• What you will do: Count the lines in the material that contain the string "mark", where case counts, and reply with only that number.

* BEGIN *

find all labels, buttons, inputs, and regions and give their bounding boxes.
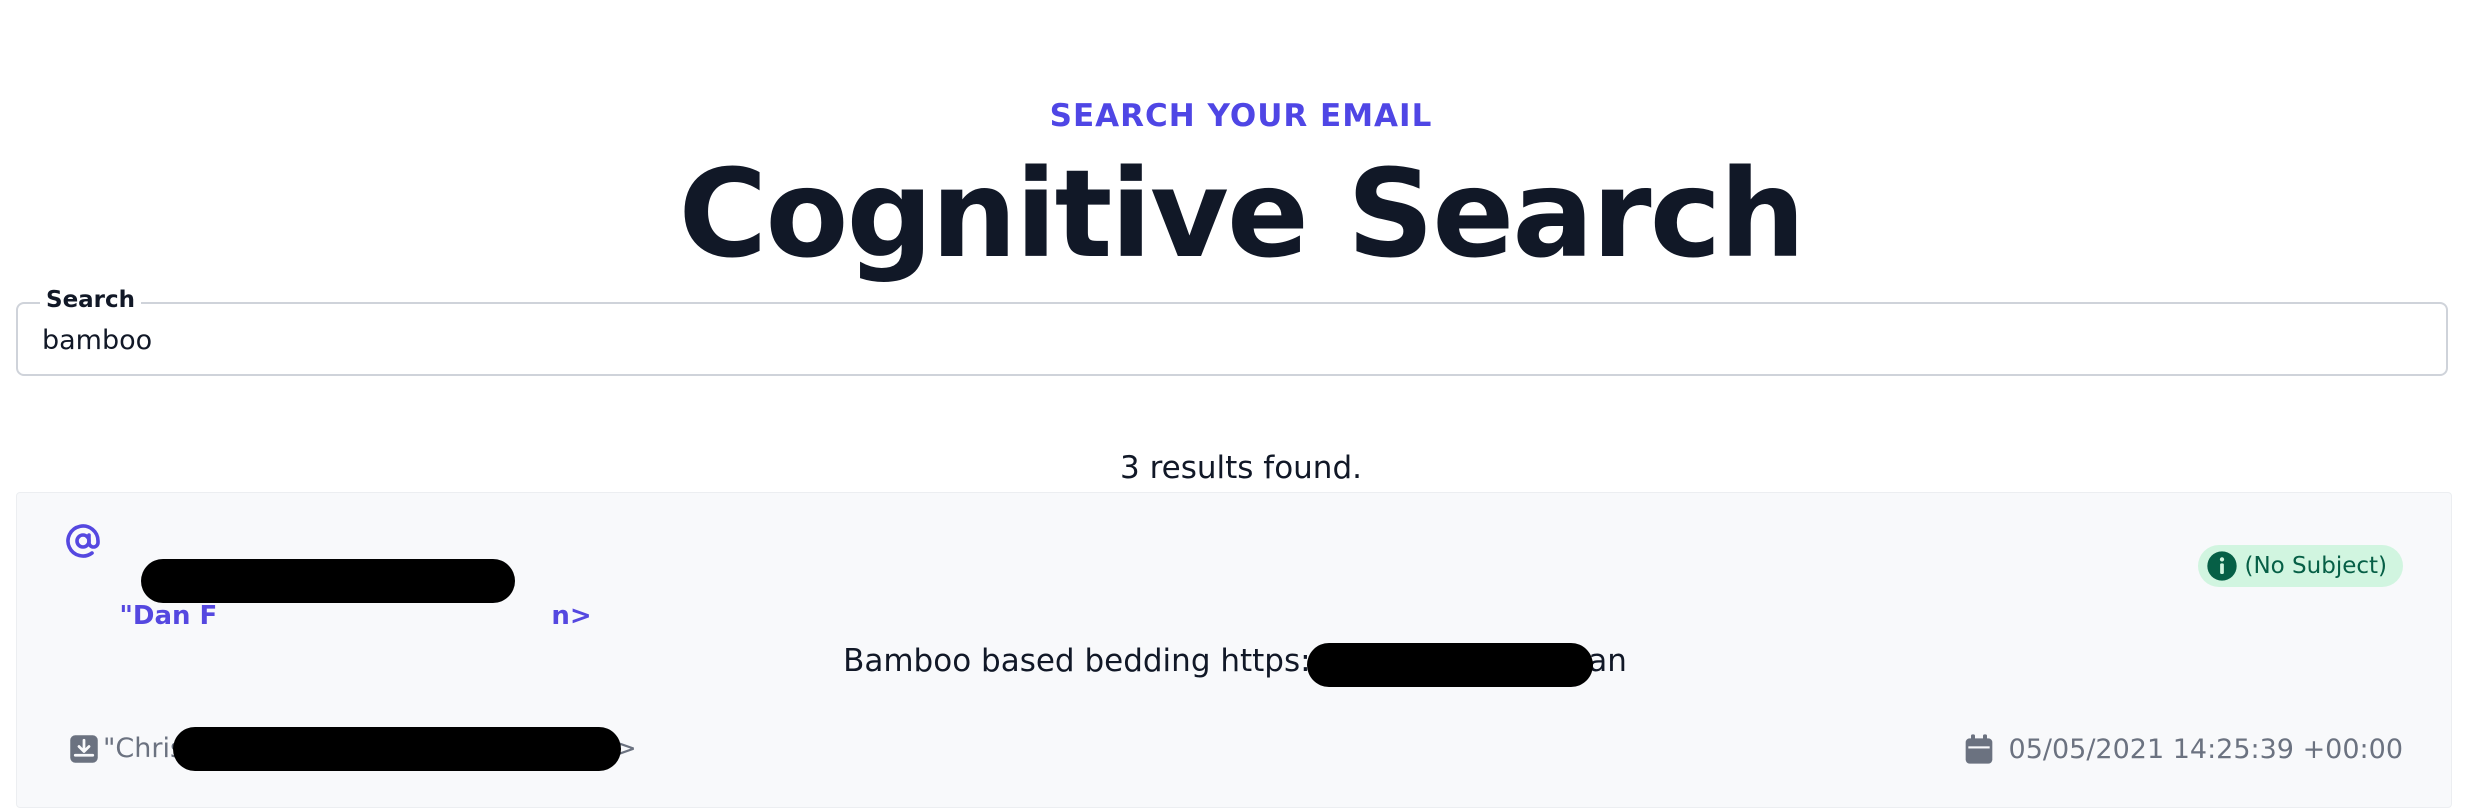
at-icon — [66, 524, 100, 558]
date-row: 05/05/2021 14:25:39 +00:00 — [1963, 733, 2403, 765]
redaction-mark — [173, 727, 621, 771]
redaction-mark — [141, 559, 515, 603]
page-eyebrow: SEARCH YOUR EMAIL — [1049, 98, 1433, 134]
info-icon — [2207, 551, 2238, 581]
recipient-text-start: "Chris — [103, 733, 185, 764]
calendar-icon — [1965, 734, 1992, 764]
email-date: 05/05/2021 14:25:39 +00:00 — [2008, 733, 2403, 765]
search-label: Search — [40, 287, 142, 313]
result-card[interactable]: "Dan F n> (No Subject) Bamboo based beddi… — [16, 492, 2452, 808]
sender-text-start: "Dan F — [119, 601, 218, 631]
sender-text-end: n> — [551, 601, 592, 631]
email-snippet: Bamboo based bedding https://fDan — [17, 643, 2453, 679]
page-title: Cognitive Search — [678, 144, 1806, 285]
search-input[interactable] — [42, 322, 2402, 358]
page: SEARCH YOUR EMAIL Cognitive Search Searc… — [0, 0, 2482, 808]
subject-text: (No Subject) — [2244, 553, 2387, 579]
snippet-start: Bamboo based bedding https:// — [843, 643, 1332, 679]
results-count: 3 results found. — [1120, 450, 1362, 486]
search-field[interactable]: Search — [16, 287, 2448, 376]
inbox-download-icon — [70, 734, 98, 763]
redaction-mark — [1307, 643, 1593, 687]
subject-badge: (No Subject) — [2198, 545, 2403, 587]
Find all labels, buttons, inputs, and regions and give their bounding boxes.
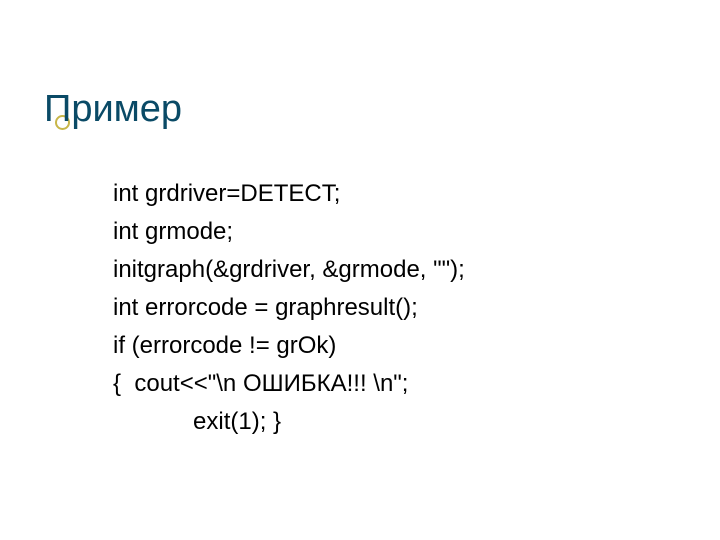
code-line: { cout<<"\n ОШИБКА!!! \n"; [113,365,465,403]
code-block: int grdriver=DETECT; int grmode; initgra… [113,175,465,441]
code-line: initgraph(&grdriver, &grmode, ""); [113,251,465,289]
code-line: int grmode; [113,213,465,251]
code-line: exit(1); } [113,403,465,441]
code-line: int grdriver=DETECT; [113,175,465,213]
slide: Пример int grdriver=DETECT; int grmode; … [0,0,720,540]
code-line: if (errorcode != grOk) [113,327,465,365]
slide-title: Пример [44,88,182,131]
code-line: int errorcode = graphresult(); [113,289,465,327]
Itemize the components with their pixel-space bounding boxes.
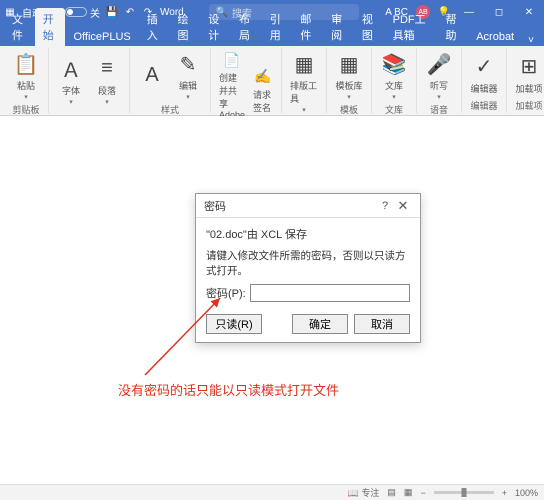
ribbon-btn-请求签名[interactable]: ✍请求签名 [251,65,275,116]
undo-icon[interactable]: ↶ [124,6,136,18]
ribbon-expand-icon[interactable]: ˅ [522,35,540,46]
ribbon-group-剪贴板: 📋粘贴▾剪贴板 [4,48,49,113]
close-icon[interactable]: ✕ [394,198,412,214]
ribbon-group-样式: A✎编辑▾样式 [130,48,211,113]
menu-文件[interactable]: 文件 [4,8,35,46]
zoom-out-icon[interactable]: − [420,488,425,498]
ribbon-icon: 📄 [222,50,242,70]
ribbon-btn-编辑器[interactable]: ✓编辑器 [468,51,500,97]
menu-设计[interactable]: 设计 [200,8,231,46]
ribbon-btn-粘贴[interactable]: 📋粘贴▾ [10,48,42,103]
ribbon-group-label: 样式 [161,103,179,117]
ribbon-icon: ✎ [174,50,202,78]
ribbon-icon: ⊞ [515,53,543,81]
menu-审阅[interactable]: 审阅 [323,8,354,46]
menu-Acrobat[interactable]: Acrobat [468,28,522,46]
ribbon-btn-模板库[interactable]: ▦模板库▾ [333,48,365,103]
password-dialog: 密码 ? ✕ "02.doc"由 XCL 保存 请键入修改文件所需的密码，否则以… [195,193,421,343]
ribbon-icon: ▦ [335,50,363,78]
menu-引用[interactable]: 引用 [262,8,293,46]
readonly-button[interactable]: 只读(R) [206,314,262,334]
ribbon-group-模板: ▦模板库▾模板 [327,48,372,113]
ribbon-btn-加载项[interactable]: ⊞加载项 [513,51,544,97]
ribbon-btn-style[interactable]: A [136,60,168,92]
menu-插入[interactable]: 插入 [139,8,170,46]
ribbon-btn-编辑[interactable]: ✎编辑▾ [172,48,204,103]
ribbon-group-文库: 📚文库▾文库 [372,48,417,113]
menu-布局[interactable]: 布局 [231,8,262,46]
status-bar: 📖 专注 ▤ ▦ − + 100% [0,484,544,500]
view-web-icon[interactable]: ▦ [404,487,413,498]
ribbon-group-label: 加载项 [516,99,543,113]
ribbon-group-加载项: ⊞加载项加载项 [507,48,544,113]
menu-邮件[interactable]: 邮件 [292,8,323,46]
ribbon-group-label: 编辑器 [471,99,498,113]
ribbon-icon: 🎤 [425,50,453,78]
zoom-level[interactable]: 100% [515,488,538,498]
ribbon-btn-字体[interactable]: Ａ字体▾ [55,53,87,108]
dialog-file-info: "02.doc"由 XCL 保存 [206,226,410,242]
ribbon-btn-段落[interactable]: ≡段落▾ [91,53,123,108]
menu-帮助[interactable]: 帮助 [437,8,468,46]
help-button[interactable]: ? [376,200,394,212]
annotation-text: 没有密码的话只能以只读模式打开文件 [118,380,339,399]
zoom-slider[interactable] [434,491,494,494]
ribbon: 📋粘贴▾剪贴板Ａ字体▾≡段落▾A✎编辑▾样式📄创建并共享 Adobe PDF✍请… [0,46,544,116]
ribbon-group-语音: 🎤听写▾语音 [417,48,462,113]
ribbon-icon: ▦ [290,50,318,78]
maximize-button[interactable]: ◻ [488,3,510,21]
ribbon-group-排版工具箱: ▦排版工具▾排版工具箱 [282,48,327,113]
view-print-icon[interactable]: ▤ [387,487,396,498]
menu-PDF工具箱[interactable]: PDF工具箱 [385,8,438,46]
ribbon-group-font: Ａ字体▾≡段落▾ [49,48,130,113]
ribbon-icon: Ａ [57,55,85,83]
password-label: 密码(P): [206,285,246,301]
ribbon-icon: ✓ [470,53,498,81]
dialog-title: 密码 [204,198,376,214]
dialog-instruction: 请键入修改文件所需的密码，否则以只读方式打开。 [206,248,410,278]
menu-bar: 文件开始OfficePLUS插入绘图设计布局引用邮件审阅视图PDF工具箱帮助Ac… [0,24,544,46]
close-button[interactable]: ✕ [518,3,540,21]
menu-绘图[interactable]: 绘图 [169,8,200,46]
ribbon-group-Adobe Acrobat: 📄创建并共享 Adobe PDF✍请求签名Adobe Acrobat [211,48,282,113]
ribbon-group-label: 模板 [340,103,358,117]
ribbon-btn-文库[interactable]: 📚文库▾ [378,48,410,103]
ribbon-group-label: 文库 [385,103,403,117]
ribbon-icon: 📚 [380,50,408,78]
ribbon-icon: 📋 [12,50,40,78]
menu-开始[interactable]: 开始 [35,8,66,46]
ribbon-btn-听写[interactable]: 🎤听写▾ [423,48,455,103]
save-icon[interactable]: 💾 [106,6,118,18]
ribbon-icon: ✍ [253,67,273,87]
focus-mode[interactable]: 📖 专注 [348,486,380,499]
ribbon-icon: ≡ [93,55,121,83]
cancel-button[interactable]: 取消 [354,314,410,334]
password-input[interactable] [250,284,410,302]
ribbon-group-label: 语音 [430,103,448,117]
ribbon-btn-排版工具[interactable]: ▦排版工具▾ [288,48,320,116]
ok-button[interactable]: 确定 [292,314,348,334]
ribbon-icon: A [138,62,166,90]
ribbon-group-label: 剪贴板 [12,103,39,117]
zoom-in-icon[interactable]: + [502,488,507,498]
ribbon-group-编辑器: ✓编辑器编辑器 [462,48,507,113]
menu-视图[interactable]: 视图 [354,8,385,46]
menu-OfficePLUS[interactable]: OfficePLUS [65,28,138,46]
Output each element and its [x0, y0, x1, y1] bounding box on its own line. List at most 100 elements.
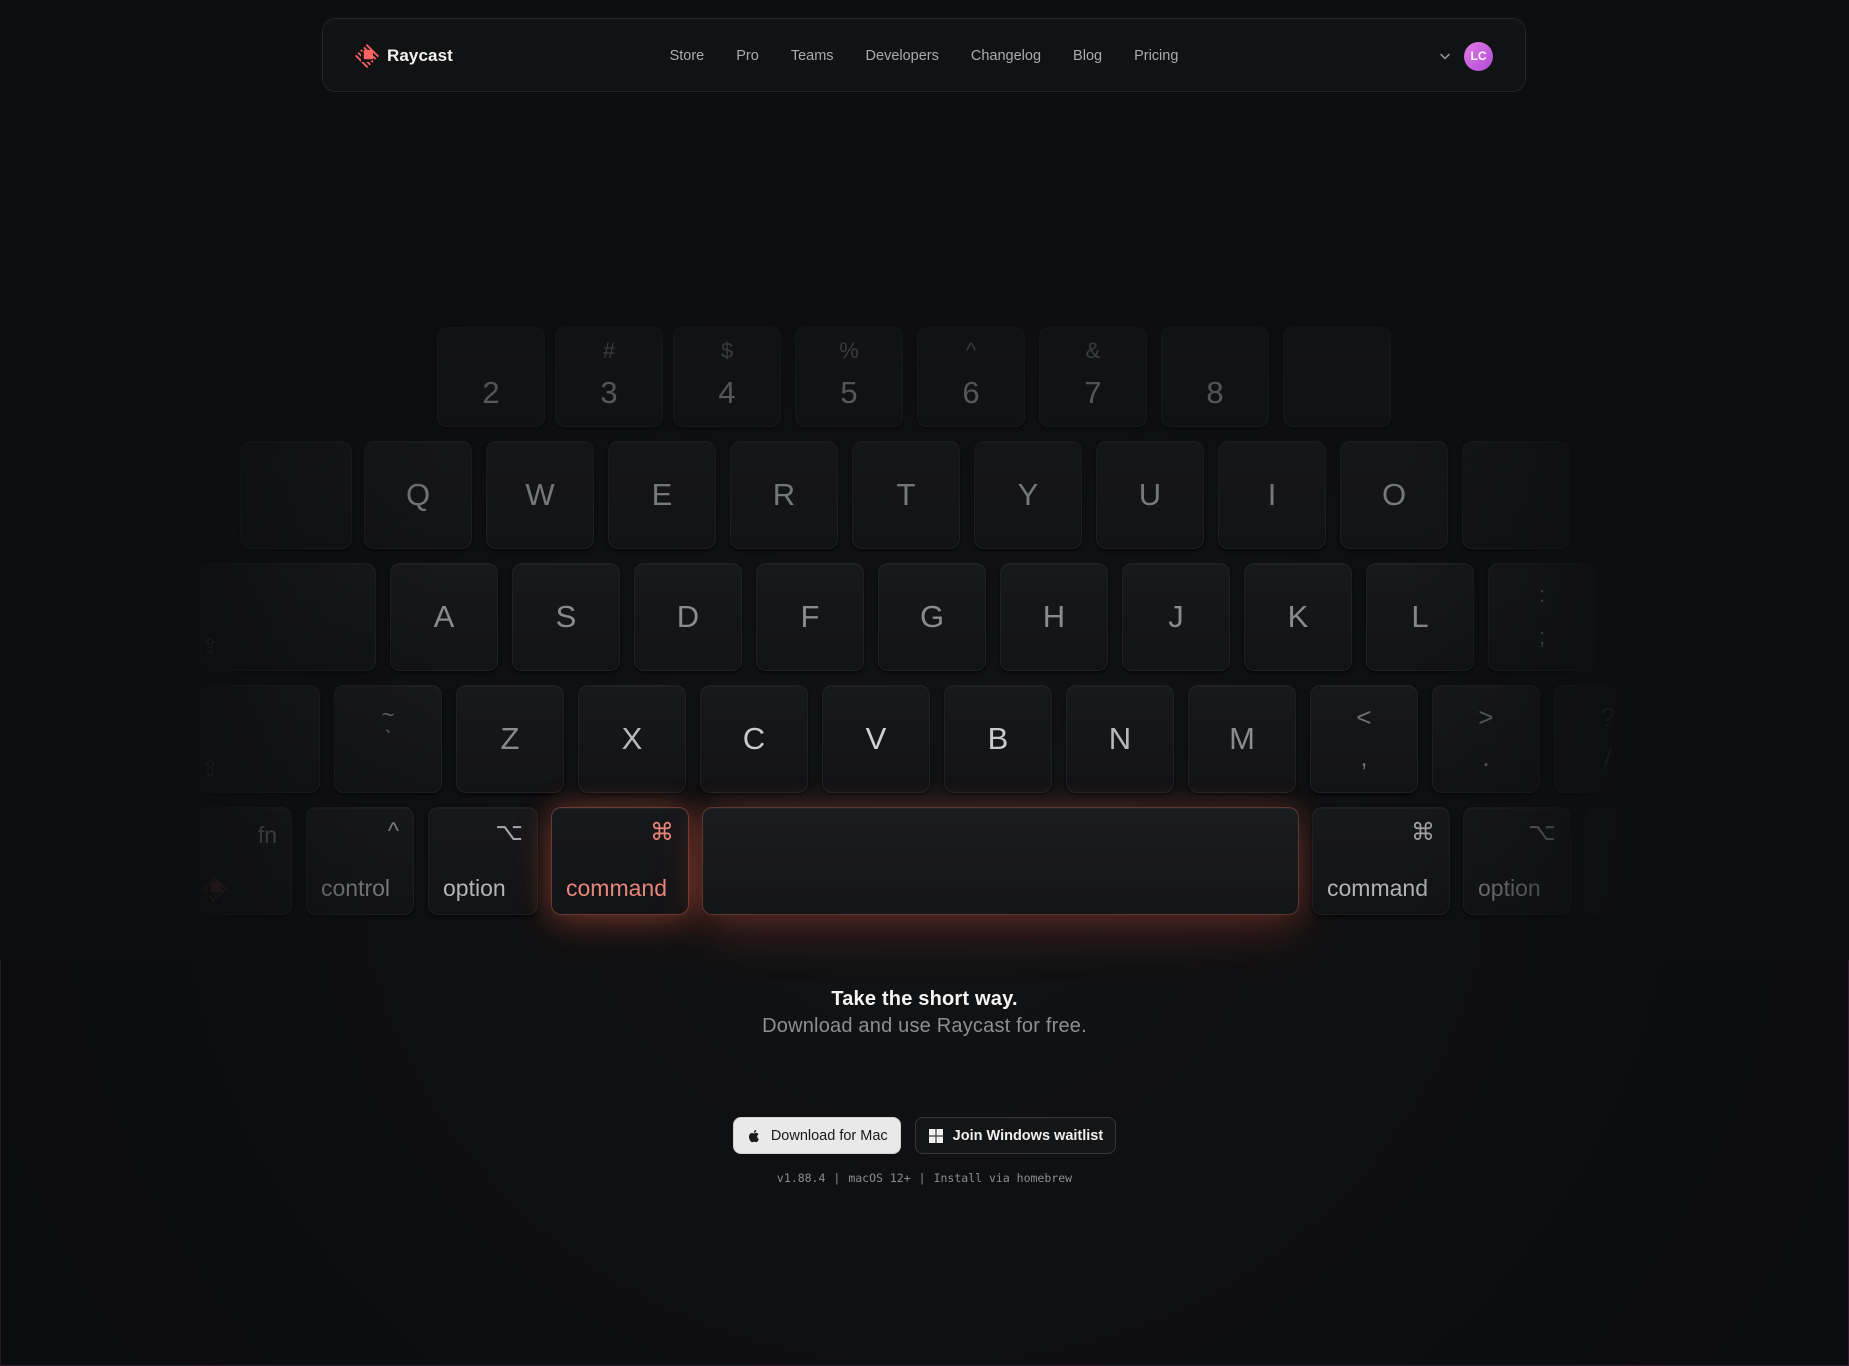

* END *

• Answer for the task: 3